■ WHAT TO WORK ON: Find every line in the records below that holds the word "Gaia", and copy it out.

■ Dataset records:
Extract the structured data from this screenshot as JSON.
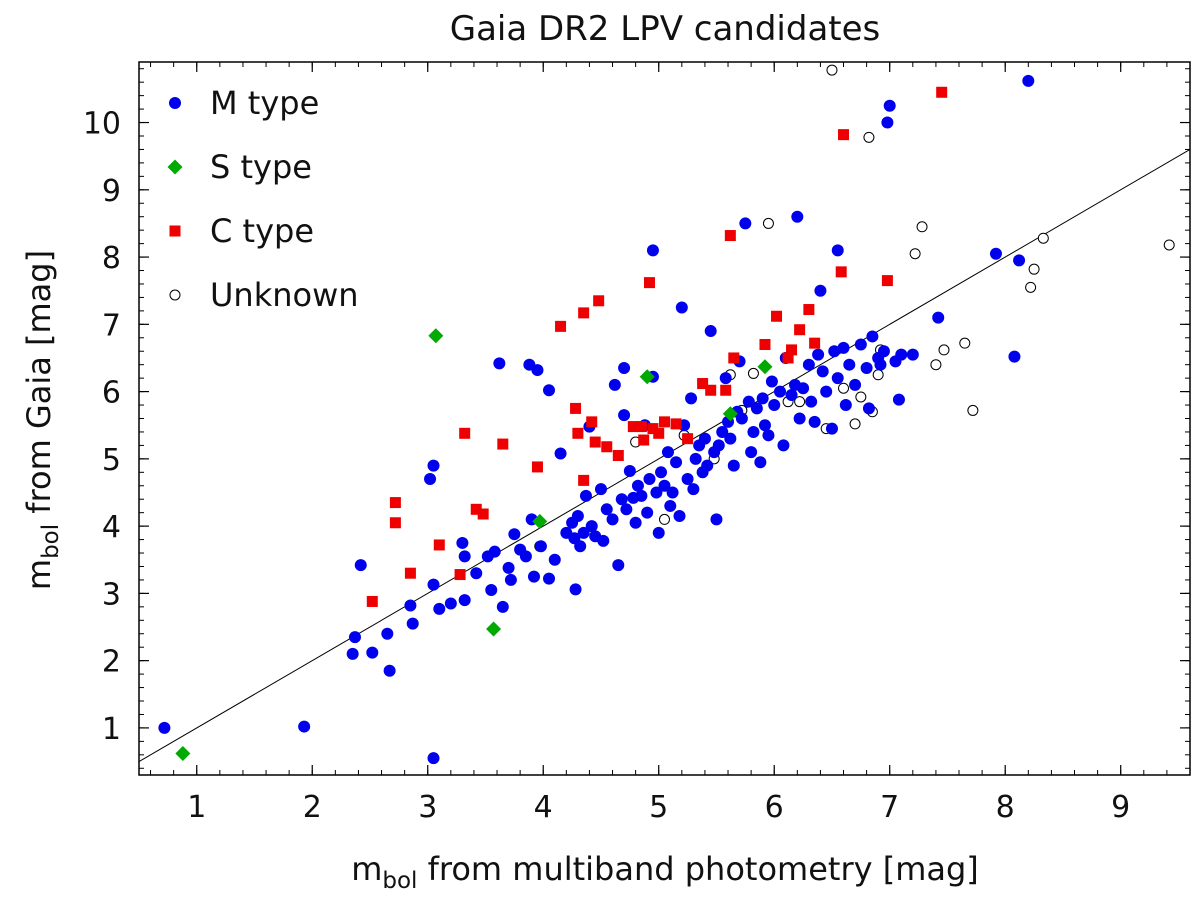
{
  "chart_data": {
    "type": "scatter",
    "title": "Gaia DR2 LPV candidates",
    "xlabel": {
      "base": "m",
      "sub": "bol",
      "rest": " from multiband photometry  [mag]"
    },
    "ylabel": {
      "base": "m",
      "sub": "bol",
      "rest": " from Gaia  [mag]"
    },
    "xlim": [
      0.5,
      9.6
    ],
    "ylim": [
      0.3,
      10.9
    ],
    "xticks": [
      1,
      2,
      3,
      4,
      5,
      6,
      7,
      8,
      9
    ],
    "yticks": [
      1,
      2,
      3,
      4,
      5,
      6,
      7,
      8,
      9,
      10
    ],
    "grid": false,
    "legend_position": "top-left",
    "reference_line": {
      "label": "",
      "slope": 1.0,
      "intercept": 0.0
    },
    "series": [
      {
        "name": "M type",
        "marker": "circle",
        "color": "#0000ee",
        "points": [
          [
            0.72,
            1.0
          ],
          [
            1.93,
            1.02
          ],
          [
            3.05,
            0.55
          ],
          [
            2.35,
            2.1
          ],
          [
            2.37,
            2.35
          ],
          [
            2.42,
            3.42
          ],
          [
            2.52,
            2.12
          ],
          [
            2.65,
            2.4
          ],
          [
            2.67,
            1.85
          ],
          [
            2.85,
            2.82
          ],
          [
            2.87,
            2.55
          ],
          [
            3.02,
            4.7
          ],
          [
            3.05,
            4.9
          ],
          [
            3.05,
            3.13
          ],
          [
            3.1,
            2.77
          ],
          [
            3.2,
            2.85
          ],
          [
            3.3,
            3.75
          ],
          [
            3.32,
            3.55
          ],
          [
            3.32,
            2.9
          ],
          [
            3.42,
            3.3
          ],
          [
            3.52,
            3.55
          ],
          [
            3.55,
            3.05
          ],
          [
            3.58,
            3.62
          ],
          [
            3.62,
            6.42
          ],
          [
            3.65,
            2.8
          ],
          [
            3.7,
            3.38
          ],
          [
            3.72,
            3.2
          ],
          [
            3.75,
            3.88
          ],
          [
            3.8,
            3.65
          ],
          [
            3.85,
            3.55
          ],
          [
            3.88,
            6.4
          ],
          [
            3.9,
            4.1
          ],
          [
            3.92,
            3.25
          ],
          [
            3.95,
            6.32
          ],
          [
            3.98,
            3.7
          ],
          [
            4.05,
            3.22
          ],
          [
            4.05,
            6.02
          ],
          [
            4.1,
            3.5
          ],
          [
            4.15,
            5.08
          ],
          [
            4.2,
            3.9
          ],
          [
            4.25,
            4.05
          ],
          [
            4.27,
            3.82
          ],
          [
            4.28,
            3.06
          ],
          [
            4.3,
            4.15
          ],
          [
            4.32,
            3.7
          ],
          [
            4.35,
            3.9
          ],
          [
            4.37,
            4.45
          ],
          [
            4.4,
            5.48
          ],
          [
            4.42,
            4.0
          ],
          [
            4.45,
            3.85
          ],
          [
            4.5,
            4.55
          ],
          [
            4.52,
            3.78
          ],
          [
            4.55,
            4.25
          ],
          [
            4.6,
            4.1
          ],
          [
            4.62,
            6.1
          ],
          [
            4.65,
            3.42
          ],
          [
            4.68,
            4.4
          ],
          [
            4.7,
            6.35
          ],
          [
            4.7,
            5.65
          ],
          [
            4.72,
            4.25
          ],
          [
            4.75,
            4.82
          ],
          [
            4.78,
            4.42
          ],
          [
            4.8,
            4.05
          ],
          [
            4.82,
            4.6
          ],
          [
            4.85,
            4.45
          ],
          [
            4.88,
            5.5
          ],
          [
            4.9,
            4.2
          ],
          [
            4.92,
            4.7
          ],
          [
            4.95,
            6.22
          ],
          [
            4.95,
            8.1
          ],
          [
            4.98,
            4.5
          ],
          [
            5.0,
            3.9
          ],
          [
            5.02,
            4.8
          ],
          [
            5.05,
            4.6
          ],
          [
            5.08,
            5.1
          ],
          [
            5.1,
            4.3
          ],
          [
            5.12,
            4.5
          ],
          [
            5.15,
            4.95
          ],
          [
            5.18,
            4.15
          ],
          [
            5.2,
            7.25
          ],
          [
            5.22,
            5.5
          ],
          [
            5.25,
            4.7
          ],
          [
            5.28,
            5.9
          ],
          [
            5.3,
            4.55
          ],
          [
            5.32,
            5.0
          ],
          [
            5.35,
            5.2
          ],
          [
            5.38,
            4.8
          ],
          [
            5.4,
            5.3
          ],
          [
            5.42,
            4.9
          ],
          [
            5.45,
            6.9
          ],
          [
            5.48,
            5.1
          ],
          [
            5.5,
            4.1
          ],
          [
            5.52,
            5.2
          ],
          [
            5.55,
            5.4
          ],
          [
            5.58,
            6.2
          ],
          [
            5.6,
            5.55
          ],
          [
            5.62,
            5.3
          ],
          [
            5.65,
            4.9
          ],
          [
            5.68,
            5.7
          ],
          [
            5.7,
            6.45
          ],
          [
            5.72,
            5.6
          ],
          [
            5.75,
            8.5
          ],
          [
            5.78,
            5.85
          ],
          [
            5.8,
            5.1
          ],
          [
            5.82,
            5.4
          ],
          [
            5.85,
            5.75
          ],
          [
            5.88,
            4.95
          ],
          [
            5.9,
            5.9
          ],
          [
            5.92,
            5.5
          ],
          [
            5.95,
            5.35
          ],
          [
            5.98,
            6.15
          ],
          [
            6.0,
            5.8
          ],
          [
            6.05,
            6.0
          ],
          [
            6.08,
            5.2
          ],
          [
            6.1,
            6.5
          ],
          [
            6.15,
            5.95
          ],
          [
            6.18,
            6.1
          ],
          [
            6.2,
            8.6
          ],
          [
            6.22,
            5.6
          ],
          [
            6.25,
            6.05
          ],
          [
            6.3,
            6.4
          ],
          [
            6.32,
            5.85
          ],
          [
            6.35,
            5.55
          ],
          [
            6.38,
            6.55
          ],
          [
            6.4,
            7.5
          ],
          [
            6.42,
            6.3
          ],
          [
            6.45,
            6.0
          ],
          [
            6.5,
            5.45
          ],
          [
            6.52,
            6.6
          ],
          [
            6.55,
            8.1
          ],
          [
            6.55,
            6.2
          ],
          [
            6.6,
            6.65
          ],
          [
            6.62,
            5.8
          ],
          [
            6.65,
            6.4
          ],
          [
            6.7,
            6.1
          ],
          [
            6.75,
            6.7
          ],
          [
            6.8,
            6.35
          ],
          [
            6.82,
            5.75
          ],
          [
            6.85,
            6.82
          ],
          [
            6.9,
            6.5
          ],
          [
            6.92,
            6.4
          ],
          [
            6.95,
            6.6
          ],
          [
            6.98,
            10.0
          ],
          [
            7.0,
            10.25
          ],
          [
            7.05,
            6.45
          ],
          [
            7.08,
            5.88
          ],
          [
            7.1,
            6.55
          ],
          [
            7.2,
            6.55
          ],
          [
            7.42,
            7.1
          ],
          [
            7.92,
            8.05
          ],
          [
            8.08,
            6.52
          ],
          [
            8.12,
            7.95
          ],
          [
            8.2,
            10.62
          ]
        ]
      },
      {
        "name": "S type",
        "marker": "diamond",
        "color": "#00aa00",
        "points": [
          [
            0.88,
            0.62
          ],
          [
            3.07,
            6.83
          ],
          [
            3.57,
            2.47
          ],
          [
            3.97,
            4.07
          ],
          [
            4.9,
            6.22
          ],
          [
            5.62,
            5.67
          ],
          [
            5.92,
            6.37
          ]
        ]
      },
      {
        "name": "C type",
        "marker": "square",
        "color": "#ee0000",
        "points": [
          [
            2.52,
            2.88
          ],
          [
            2.72,
            4.35
          ],
          [
            2.72,
            4.05
          ],
          [
            2.85,
            3.3
          ],
          [
            3.1,
            3.72
          ],
          [
            3.28,
            3.28
          ],
          [
            3.32,
            5.38
          ],
          [
            3.42,
            4.25
          ],
          [
            3.48,
            4.18
          ],
          [
            3.65,
            5.22
          ],
          [
            3.95,
            4.88
          ],
          [
            4.15,
            6.97
          ],
          [
            4.28,
            5.75
          ],
          [
            4.3,
            5.38
          ],
          [
            4.35,
            7.17
          ],
          [
            4.35,
            4.68
          ],
          [
            4.42,
            5.55
          ],
          [
            4.48,
            7.35
          ],
          [
            4.45,
            5.25
          ],
          [
            4.55,
            5.18
          ],
          [
            4.65,
            5.05
          ],
          [
            4.78,
            5.48
          ],
          [
            4.85,
            5.48
          ],
          [
            4.87,
            5.28
          ],
          [
            4.92,
            7.62
          ],
          [
            4.95,
            5.45
          ],
          [
            5.0,
            5.38
          ],
          [
            5.05,
            5.55
          ],
          [
            5.15,
            5.52
          ],
          [
            5.25,
            5.3
          ],
          [
            5.38,
            6.12
          ],
          [
            5.45,
            6.02
          ],
          [
            5.58,
            6.02
          ],
          [
            5.62,
            8.32
          ],
          [
            5.65,
            6.5
          ],
          [
            5.92,
            6.7
          ],
          [
            6.02,
            7.12
          ],
          [
            6.12,
            6.5
          ],
          [
            6.15,
            6.62
          ],
          [
            6.22,
            6.92
          ],
          [
            6.3,
            7.22
          ],
          [
            6.35,
            6.72
          ],
          [
            6.58,
            7.78
          ],
          [
            6.6,
            9.82
          ],
          [
            6.98,
            7.65
          ],
          [
            7.45,
            10.45
          ]
        ]
      },
      {
        "name": "Unknown",
        "marker": "open-circle",
        "color": "#000000",
        "points": [
          [
            3.97,
            3.7
          ],
          [
            4.8,
            5.25
          ],
          [
            5.05,
            4.1
          ],
          [
            5.22,
            5.35
          ],
          [
            5.48,
            5.0
          ],
          [
            5.62,
            6.25
          ],
          [
            5.72,
            5.72
          ],
          [
            5.82,
            6.27
          ],
          [
            5.95,
            8.5
          ],
          [
            6.12,
            5.85
          ],
          [
            6.22,
            5.85
          ],
          [
            6.45,
            5.45
          ],
          [
            6.5,
            10.78
          ],
          [
            6.6,
            6.05
          ],
          [
            6.7,
            5.52
          ],
          [
            6.75,
            5.92
          ],
          [
            6.82,
            9.78
          ],
          [
            6.85,
            5.7
          ],
          [
            6.9,
            6.25
          ],
          [
            6.92,
            6.62
          ],
          [
            7.22,
            8.05
          ],
          [
            7.28,
            8.45
          ],
          [
            7.4,
            6.4
          ],
          [
            7.47,
            6.62
          ],
          [
            7.65,
            6.72
          ],
          [
            7.72,
            5.72
          ],
          [
            8.22,
            7.55
          ],
          [
            8.25,
            7.82
          ],
          [
            8.33,
            8.28
          ],
          [
            9.42,
            8.18
          ]
        ]
      }
    ]
  }
}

■ CORRECT OUTPUT:
    "title": "Gaia DR2 LPV candidates",
      "rest": " from Gaia  [mag]"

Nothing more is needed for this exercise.